Data excerpts:

□ □ □ □ □ □ □

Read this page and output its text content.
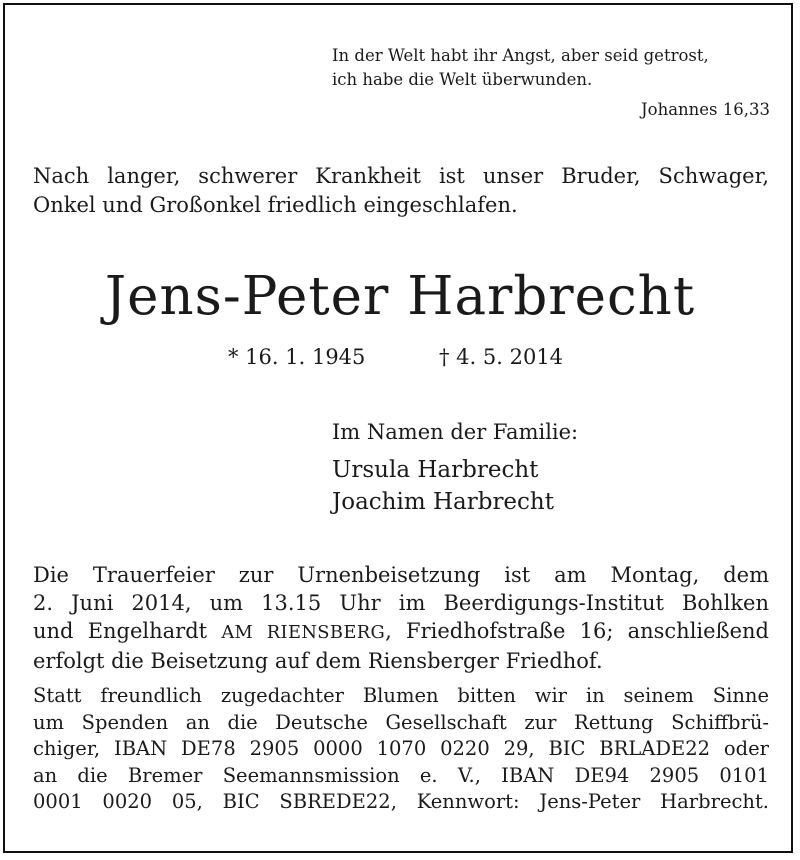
In der Welt habt ihr Angst, aber seid getrost,
ich habe die Welt überwunden.
Johannes 16,33
Nach langer, schwerer Krankheit ist unser Bruder, Schwager,
Onkel und Großonkel friedlich eingeschlafen.
Jens-Peter Harbrecht
* 16. 1. 1945	† 4. 5. 2014
Im Namen der Familie:
Ursula Harbrecht
Joachim Harbrecht
Die Trauerfeier zur Urnenbeisetzung ist am Montag, dem
2. Juni 2014, um 13.15 Uhr im Beerdigungs-Institut Bohlken
und Engelhardt AM RIENSBERG, Friedhofstraße 16; anschließend
erfolgt die Beisetzung auf dem Riensberger Friedhof.
Statt freundlich zugedachter Blumen bitten wir in seinem Sinne
um Spenden an die Deutsche Gesellschaft zur Rettung Schiffbrü-
chiger, IBAN DE78 2905 0000 1070 0220 29, BIC BRLADE22 oder
an die Bremer Seemannsmission e. V., IBAN DE94 2905 0101
0001 0020 05, BIC SBREDE22, Kennwort: Jens-Peter Harbrecht.
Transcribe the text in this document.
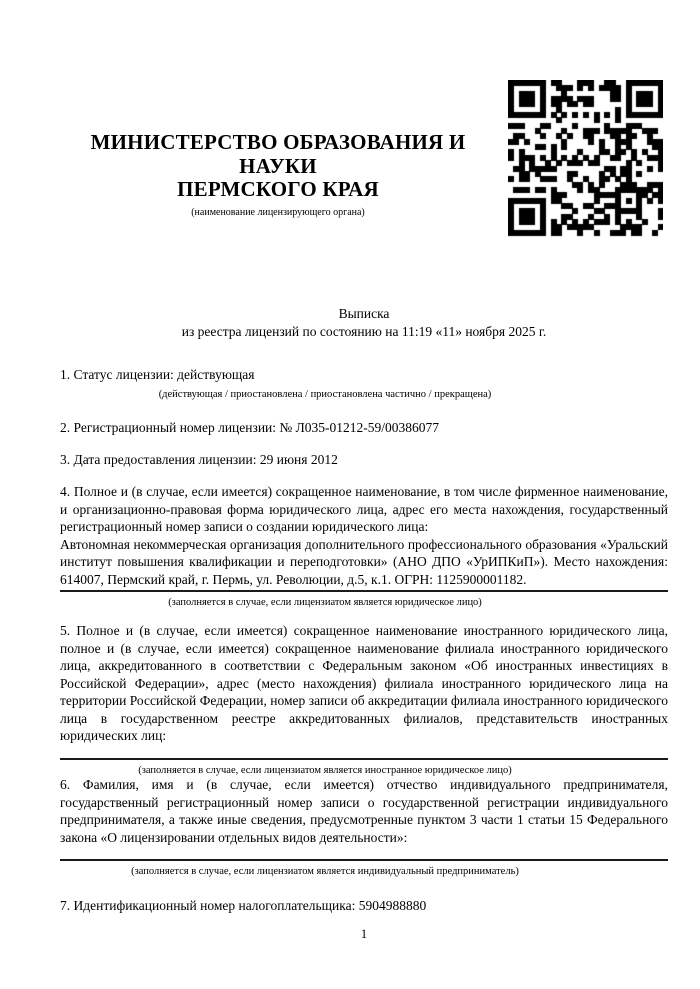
МИНИСТЕРСТВО ОБРАЗОВАНИЯ И НАУКИ
ПЕРМСКОГО КРАЯ
(наименование лицензирующего органа)
Выписка
из реестра лицензий по состоянию на 11:19 «11» ноября 2025 г.
1. Статус лицензии: действующая
(действующая / приостановлена / приостановлена частично / прекращена)
2. Регистрационный номер лицензии: № Л035-01212-59/00386077
3. Дата предоставления лицензии: 29 июня 2012
4. Полное и (в случае, если имеется) сокращенное наименование, в том числе фирменное наименование, и организационно-правовая форма юридического лица, адрес его места нахождения, государственный регистрационный номер записи о создании юридического лица:
Автономная некоммерческая организация дополнительного профессионального образования «Уральский институт повышения квалификации и переподготовки» (АНО ДПО «УрИПКиП»). Место нахождения: 614007, Пермский край, г. Пермь, ул. Революции, д.5, к.1. ОГРН: 1125900001182.
(заполняется в случае, если лицензиатом является юридическое лицо)
5. Полное и (в случае, если имеется) сокращенное наименование иностранного юридического лица, полное и (в случае, если имеется) сокращенное наименование филиала иностранного юридического лица, аккредитованного в соответствии с Федеральным законом «Об иностранных инвестициях в Российской Федерации», адрес (место нахождения) филиала иностранного юридического лица на территории Российской Федерации, номер записи об аккредитации филиала иностранного юридического лица в государственном реестре аккредитованных филиалов, представительств иностранных юридических лиц:
(заполняется в случае, если лицензиатом является иностранное юридическое лицо)
6. Фамилия, имя и (в случае, если имеется) отчество индивидуального предпринимателя, государственный регистрационный номер записи о государственной регистрации индивидуального предпринимателя, а также иные сведения, предусмотренные пунктом 3 части 1 статьи 15 Федерального закона «О лицензировании отдельных видов деятельности»:
(заполняется в случае, если лицензиатом является индивидуальный предприниматель)
7. Идентификационный номер налогоплательщика: 5904988880
1
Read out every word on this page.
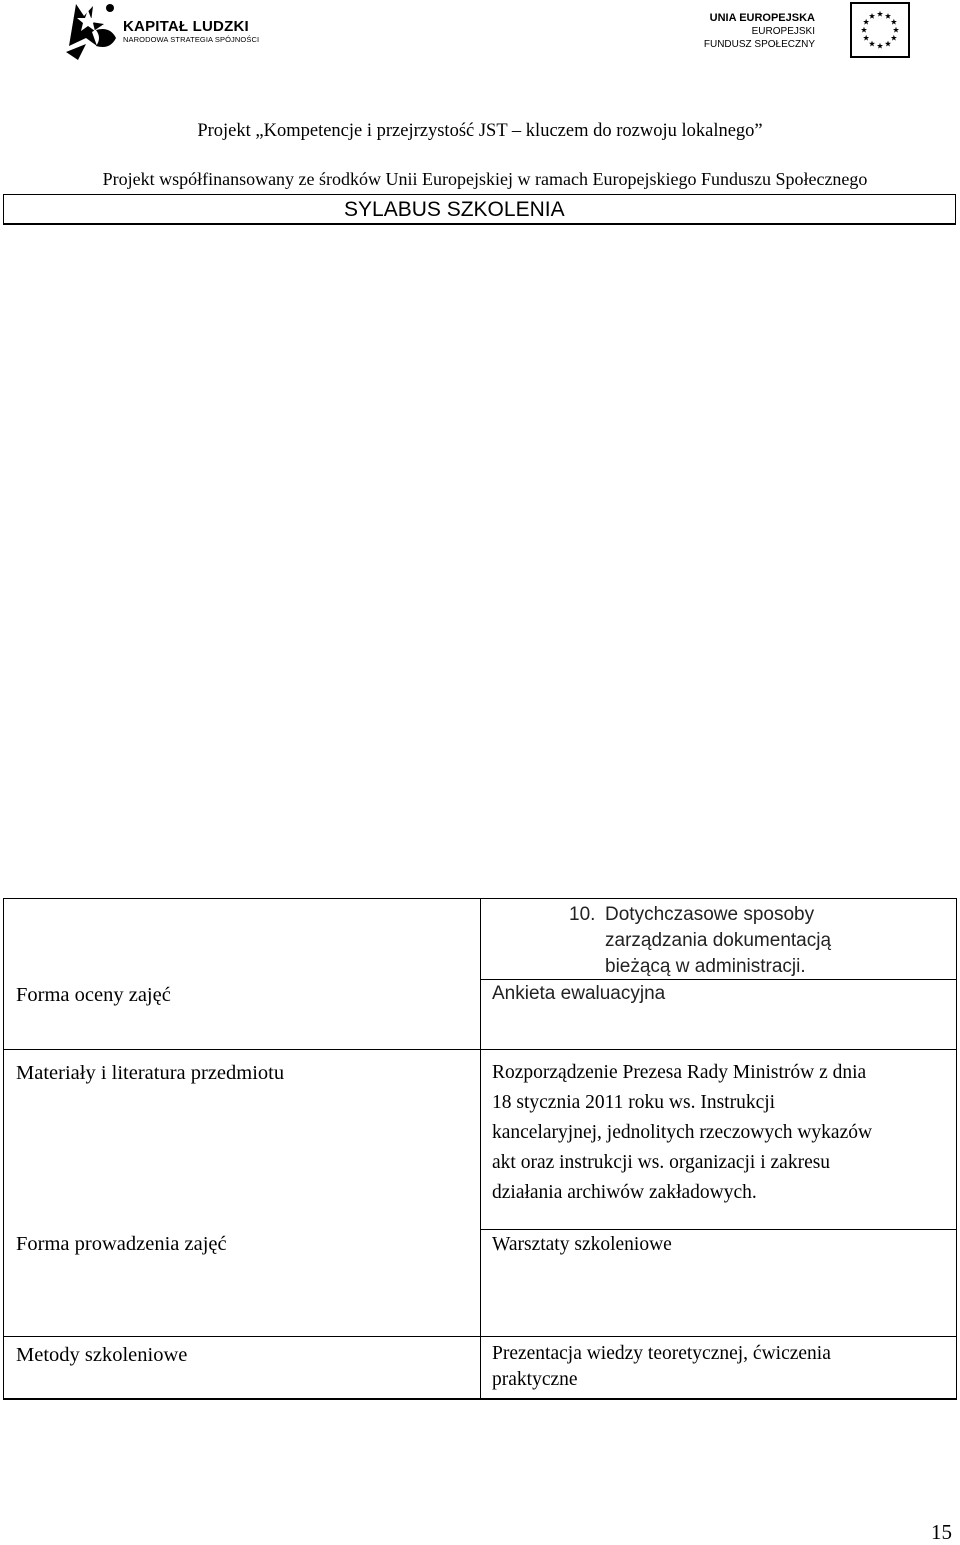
KAPITAŁ LUDZKI
NARODOWA STRATEGIA SPÓJNOŚCI
UNIA EUROPEJSKA
EUROPEJSKI
FUNDUSZ SPOŁECZNY
Projekt „Kompetencje i przejrzystość JST – kluczem do rozwoju lokalnego”
Projekt współfinansowany ze środków Unii Europejskiej w ramach Europejskiego Funduszu Społecznego
SYLABUS SZKOLENIA
10. Dotychczasowe sposoby
zarządzania dokumentacją
bieżącą w administracji.
Forma oceny zajęć	Ankieta ewaluacyjna
Materiały i literatura przedmiotu	Rozporządzenie Prezesa Rady Ministrów z dnia
18 stycznia 2011 roku ws. Instrukcji
kancelaryjnej, jednolitych rzeczowych wykazów
akt oraz instrukcji ws. organizacji i zakresu
działania archiwów zakładowych.
Forma prowadzenia zajęć	Warsztaty szkoleniowe
Metody szkoleniowe	Prezentacja wiedzy teoretycznej, ćwiczenia
praktyczne
15
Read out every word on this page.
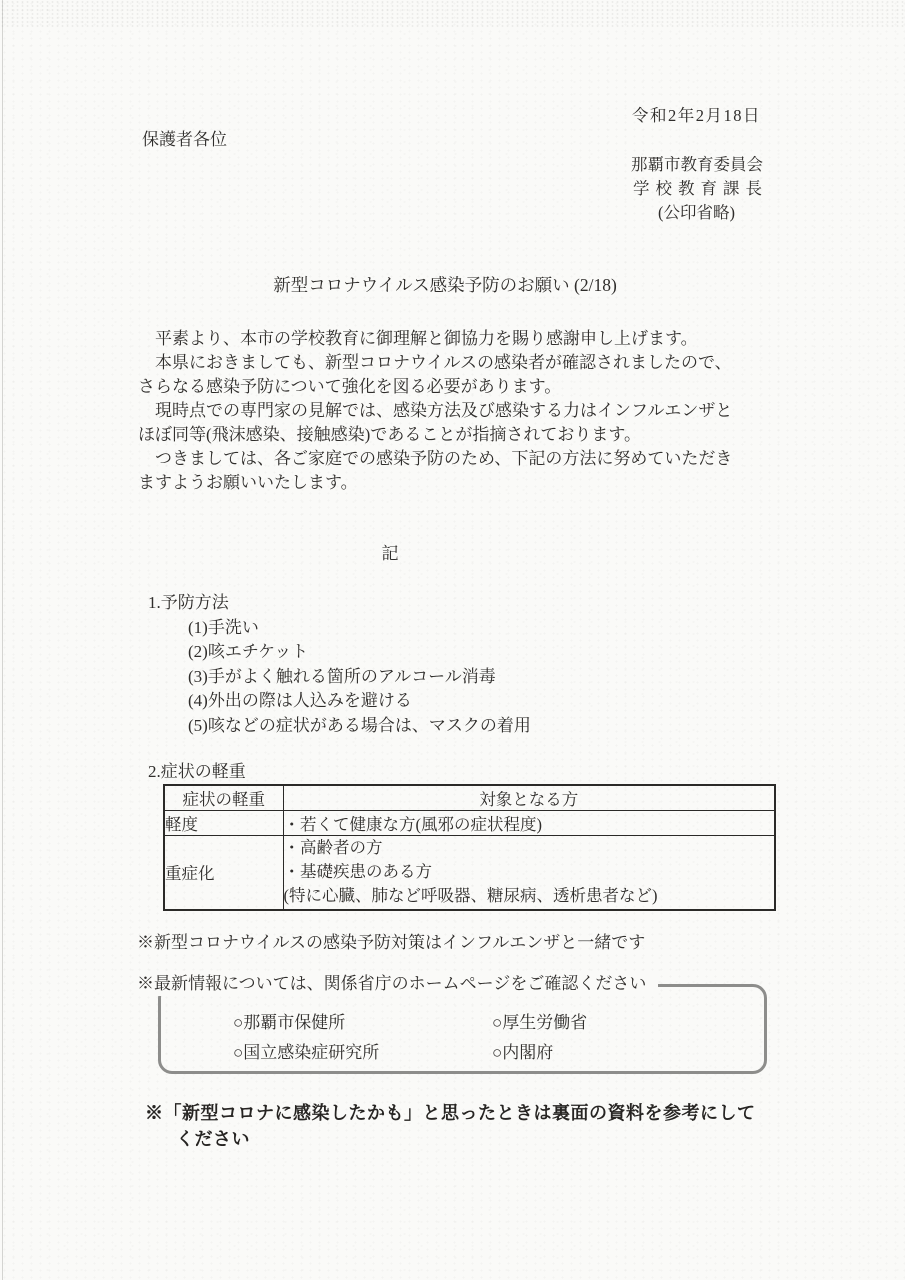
令和2年2月18日
保護者各位
那覇市教育委員会
学校教育課長
(公印省略)
新型コロナウイルス感染予防のお願い (2/18)
　平素より、本市の学校教育に御理解と御協力を賜り感謝申し上げます。
　本県におきましても、新型コロナウイルスの感染者が確認されましたので、
さらなる感染予防について強化を図る必要があります。
　現時点での専門家の見解では、感染方法及び感染する力はインフルエンザと
ほぼ同等(飛沫感染、接触感染)であることが指摘されております。
　つきましては、各ご家庭での感染予防のため、下記の方法に努めていただき
ますようお願いいたします。
記
1.予防方法
(1)手洗い
(2)咳エチケット
(3)手がよく触れる箇所のアルコール消毒
(4)外出の際は人込みを避ける
(5)咳などの症状がある場合は、マスクの着用
2.症状の軽重
症状の軽重	対象となる方
軽度	・若くて健康な方(風邪の症状程度)
重症化	・高齢者の方
・基礎疾患のある方
(特に心臓、肺など呼吸器、糖尿病、透析患者など)
※新型コロナウイルスの感染予防対策はインフルエンザと一緒です
※最新情報については、関係省庁のホームページをご確認ください
○那覇市保健所	○厚生労働省
○国立感染症研究所	○内閣府
※「新型コロナに感染したかも」と思ったときは裏面の資料を参考にして
ください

□ □ □ □ □ □ □

*Aim of the task:* Leave out the pictures and copy everything else in the records word for word.

*Task response:*
Read this page and output its text content.
In der Welt habt ihr Angst, aber seid getrost,
ich habe die Welt überwunden.
Johannes 16,33
Nach langer, schwerer Krankheit ist unser Bruder, Schwager,
Onkel und Großonkel friedlich eingeschlafen.
Jens-Peter Harbrecht
* 16. 1. 1945	† 4. 5. 2014
Im Namen der Familie:
Ursula Harbrecht
Joachim Harbrecht
Die Trauerfeier zur Urnenbeisetzung ist am Montag, dem
2. Juni 2014, um 13.15 Uhr im Beerdigungs-Institut Bohlken
und Engelhardt AM RIENSBERG, Friedhofstraße 16; anschließend
erfolgt die Beisetzung auf dem Riensberger Friedhof.
Statt freundlich zugedachter Blumen bitten wir in seinem Sinne
um Spenden an die Deutsche Gesellschaft zur Rettung Schiffbrü-
chiger, IBAN DE78 2905 0000 1070 0220 29, BIC BRLADE22 oder
an die Bremer Seemannsmission e. V., IBAN DE94 2905 0101
0001 0020 05, BIC SBREDE22, Kennwort: Jens-Peter Harbrecht.
Transcribe the text in this document.
МИНИСТЕРСТВО ОБРАЗОВАНИЯ И НАУКИ
ПЕРМСКОГО КРАЯ
(наименование лицензирующего органа)
Выписка
из реестра лицензий по состоянию на 11:19 «11» ноября 2025 г.
1. Статус лицензии: действующая
(действующая / приостановлена / приостановлена частично / прекращена)
2. Регистрационный номер лицензии: № Л035-01212-59/00386077
3. Дата предоставления лицензии: 29 июня 2012
4. Полное и (в случае, если имеется) сокращенное наименование, в том числе фирменное наименование, и организационно-правовая форма юридического лица, адрес его места нахождения, государственный регистрационный номер записи о создании юридического лица:
Автономная некоммерческая организация дополнительного профессионального образования «Уральский институт повышения квалификации и переподготовки» (АНО ДПО «УрИПКиП»). Место нахождения: 614007, Пермский край, г. Пермь, ул. Революции, д.5, к.1. ОГРН: 1125900001182.
(заполняется в случае, если лицензиатом является юридическое лицо)
5. Полное и (в случае, если имеется) сокращенное наименование иностранного юридического лица, полное и (в случае, если имеется) сокращенное наименование филиала иностранного юридического лица, аккредитованного в соответствии с Федеральным законом «Об иностранных инвестициях в Российской Федерации», адрес (место нахождения) филиала иностранного юридического лица на территории Российской Федерации, номер записи об аккредитации филиала иностранного юридического лица в государственном реестре аккредитованных филиалов, представительств иностранных юридических лиц:
(заполняется в случае, если лицензиатом является иностранное юридическое лицо)
6. Фамилия, имя и (в случае, если имеется) отчество индивидуального предпринимателя, государственный регистрационный номер записи о государственной регистрации индивидуального предпринимателя, а также иные сведения, предусмотренные пунктом 3 части 1 статьи 15 Федерального закона «О лицензировании отдельных видов деятельности»:
(заполняется в случае, если лицензиатом является индивидуальный предприниматель)
7. Идентификационный номер налогоплательщика: 5904988880
1
Read out every word on this page.
KAPITAŁ LUDZKI
NARODOWA STRATEGIA SPÓJNOŚCI
UNIA EUROPEJSKA
EUROPEJSKI
FUNDUSZ SPOŁECZNY
Projekt „Kompetencje i przejrzystość JST – kluczem do rozwoju lokalnego”
Projekt współfinansowany ze środków Unii Europejskiej w ramach Europejskiego Funduszu Społecznego
SYLABUS SZKOLENIA
10. Dotychczasowe sposoby
zarządzania dokumentacją
bieżącą w administracji.
Forma oceny zajęć	Ankieta ewaluacyjna
Materiały i literatura przedmiotu	Rozporządzenie Prezesa Rady Ministrów z dnia
18 stycznia 2011 roku ws. Instrukcji
kancelaryjnej, jednolitych rzeczowych wykazów
akt oraz instrukcji ws. organizacji i zakresu
działania archiwów zakładowych.
Forma prowadzenia zajęć	Warsztaty szkoleniowe
Metody szkoleniowe	Prezentacja wiedzy teoretycznej, ćwiczenia
praktyczne
15
Read out every word on this page.
令和2年2月18日
保護者各位
那覇市教育委員会
学校教育課長
(公印省略)
新型コロナウイルス感染予防のお願い (2/18)
　平素より、本市の学校教育に御理解と御協力を賜り感謝申し上げます。
　本県におきましても、新型コロナウイルスの感染者が確認されましたので、
さらなる感染予防について強化を図る必要があります。
　現時点での専門家の見解では、感染方法及び感染する力はインフルエンザと
ほぼ同等(飛沫感染、接触感染)であることが指摘されております。
　つきましては、各ご家庭での感染予防のため、下記の方法に努めていただき
ますようお願いいたします。
記
1.予防方法
(1)手洗い
(2)咳エチケット
(3)手がよく触れる箇所のアルコール消毒
(4)外出の際は人込みを避ける
(5)咳などの症状がある場合は、マスクの着用
2.症状の軽重
症状の軽重	対象となる方
軽度	・若くて健康な方(風邪の症状程度)
重症化	・高齢者の方
・基礎疾患のある方
(特に心臓、肺など呼吸器、糖尿病、透析患者など)
※新型コロナウイルスの感染予防対策はインフルエンザと一緒です
※最新情報については、関係省庁のホームページをご確認ください
○那覇市保健所	○厚生労働省
○国立感染症研究所	○内閣府
※「新型コロナに感染したかも」と思ったときは裏面の資料を参考にして
ください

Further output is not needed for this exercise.